The task - Say only how many lines contain the word "Some".

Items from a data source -
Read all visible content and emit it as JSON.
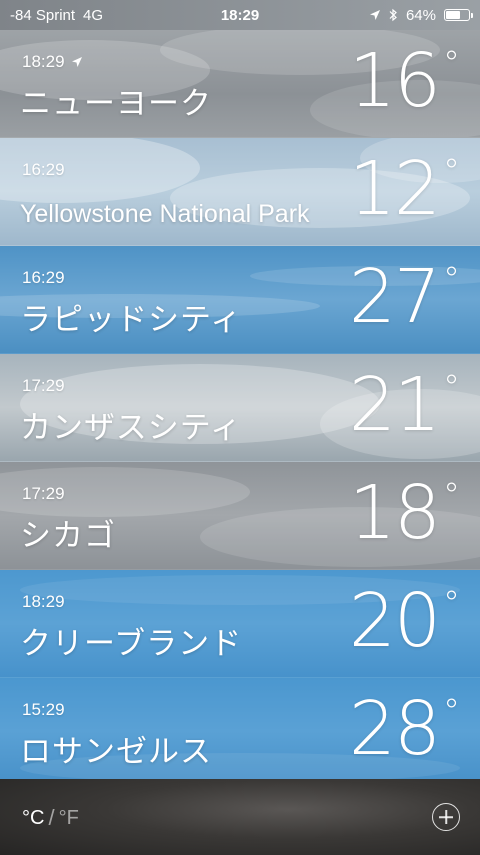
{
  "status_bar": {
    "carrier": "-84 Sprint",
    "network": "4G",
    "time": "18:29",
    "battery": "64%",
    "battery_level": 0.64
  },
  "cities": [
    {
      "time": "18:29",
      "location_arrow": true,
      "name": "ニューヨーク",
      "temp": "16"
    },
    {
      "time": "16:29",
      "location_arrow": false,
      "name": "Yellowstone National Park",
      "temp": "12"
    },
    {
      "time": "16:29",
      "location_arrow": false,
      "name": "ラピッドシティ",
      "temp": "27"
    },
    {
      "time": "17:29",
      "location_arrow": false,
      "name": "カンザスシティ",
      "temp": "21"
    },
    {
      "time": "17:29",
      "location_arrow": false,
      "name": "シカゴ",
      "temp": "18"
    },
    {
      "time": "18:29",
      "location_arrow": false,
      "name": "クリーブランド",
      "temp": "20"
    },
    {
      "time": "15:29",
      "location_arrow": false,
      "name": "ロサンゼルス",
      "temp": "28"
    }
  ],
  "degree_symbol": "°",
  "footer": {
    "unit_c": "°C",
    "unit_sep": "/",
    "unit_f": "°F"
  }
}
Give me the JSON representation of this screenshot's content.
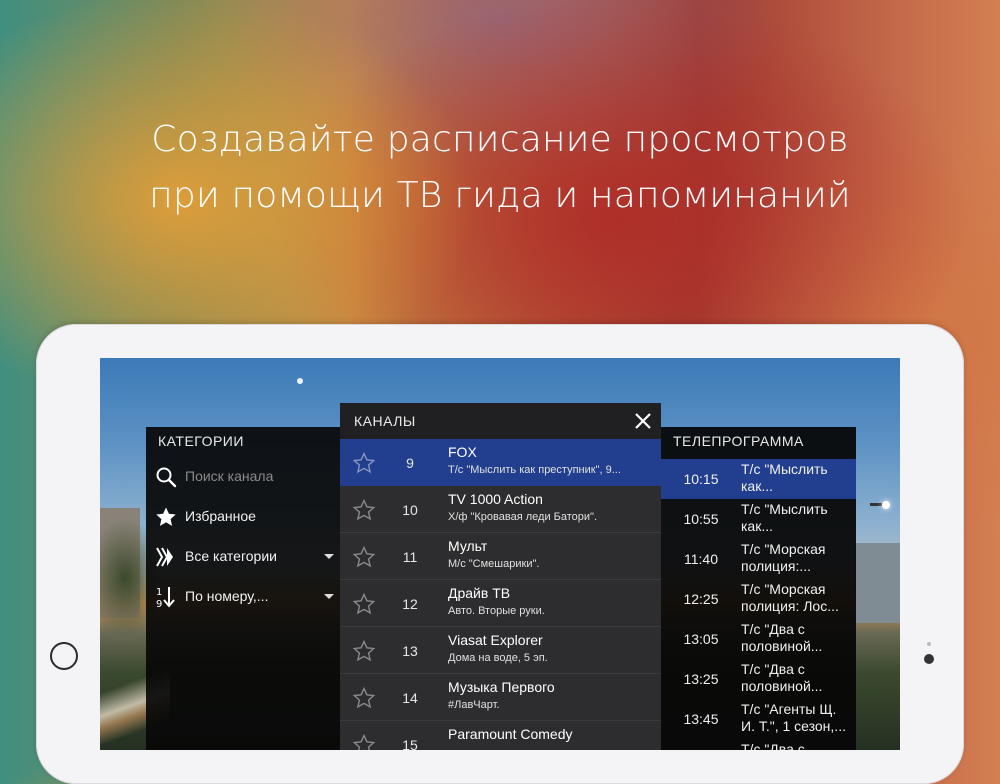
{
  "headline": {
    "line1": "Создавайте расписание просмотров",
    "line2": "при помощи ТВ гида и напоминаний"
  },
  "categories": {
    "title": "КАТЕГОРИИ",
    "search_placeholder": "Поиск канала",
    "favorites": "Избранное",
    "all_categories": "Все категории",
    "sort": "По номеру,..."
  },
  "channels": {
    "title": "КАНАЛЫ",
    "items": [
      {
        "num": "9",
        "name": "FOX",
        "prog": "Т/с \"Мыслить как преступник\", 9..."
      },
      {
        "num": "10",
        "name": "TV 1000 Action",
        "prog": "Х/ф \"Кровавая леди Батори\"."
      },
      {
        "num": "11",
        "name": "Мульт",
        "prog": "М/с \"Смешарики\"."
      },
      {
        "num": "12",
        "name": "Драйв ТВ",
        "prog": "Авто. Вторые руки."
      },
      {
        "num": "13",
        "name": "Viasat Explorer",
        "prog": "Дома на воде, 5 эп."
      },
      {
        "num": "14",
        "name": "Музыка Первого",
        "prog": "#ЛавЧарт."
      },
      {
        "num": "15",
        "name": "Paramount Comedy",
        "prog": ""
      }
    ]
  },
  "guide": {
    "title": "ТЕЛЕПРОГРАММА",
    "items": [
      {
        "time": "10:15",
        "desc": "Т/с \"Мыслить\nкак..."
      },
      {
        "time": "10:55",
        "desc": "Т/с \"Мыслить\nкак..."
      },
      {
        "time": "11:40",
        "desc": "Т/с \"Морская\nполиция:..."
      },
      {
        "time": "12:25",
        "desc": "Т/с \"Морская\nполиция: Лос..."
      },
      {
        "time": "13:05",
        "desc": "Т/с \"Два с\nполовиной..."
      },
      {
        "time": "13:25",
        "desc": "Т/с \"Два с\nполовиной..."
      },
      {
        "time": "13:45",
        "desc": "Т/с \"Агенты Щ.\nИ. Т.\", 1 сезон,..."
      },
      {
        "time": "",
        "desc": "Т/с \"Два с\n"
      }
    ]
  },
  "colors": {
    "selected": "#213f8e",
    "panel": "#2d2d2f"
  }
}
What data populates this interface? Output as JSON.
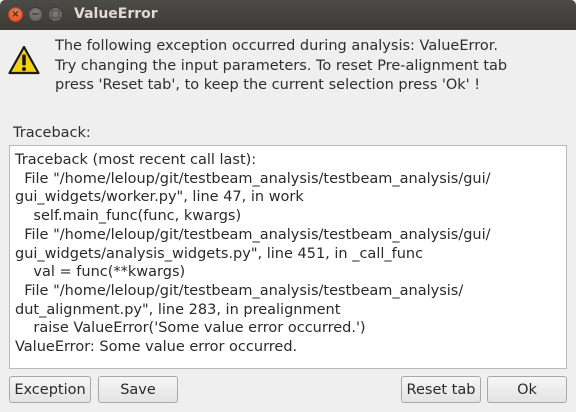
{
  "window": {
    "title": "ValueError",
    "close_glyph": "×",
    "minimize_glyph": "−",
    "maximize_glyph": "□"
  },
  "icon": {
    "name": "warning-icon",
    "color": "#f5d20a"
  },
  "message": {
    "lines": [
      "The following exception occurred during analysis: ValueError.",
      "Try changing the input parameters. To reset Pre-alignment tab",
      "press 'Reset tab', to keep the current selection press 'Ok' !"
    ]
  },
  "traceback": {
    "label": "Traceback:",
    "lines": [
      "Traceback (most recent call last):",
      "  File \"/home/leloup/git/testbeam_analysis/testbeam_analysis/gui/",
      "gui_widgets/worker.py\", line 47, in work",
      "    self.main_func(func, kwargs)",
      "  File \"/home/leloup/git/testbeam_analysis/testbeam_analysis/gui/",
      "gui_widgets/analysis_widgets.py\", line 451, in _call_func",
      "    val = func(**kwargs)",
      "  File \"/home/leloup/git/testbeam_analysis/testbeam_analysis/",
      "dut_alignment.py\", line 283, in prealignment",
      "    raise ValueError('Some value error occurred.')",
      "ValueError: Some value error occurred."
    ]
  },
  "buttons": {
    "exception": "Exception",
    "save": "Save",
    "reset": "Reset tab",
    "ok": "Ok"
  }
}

Output of the task - 2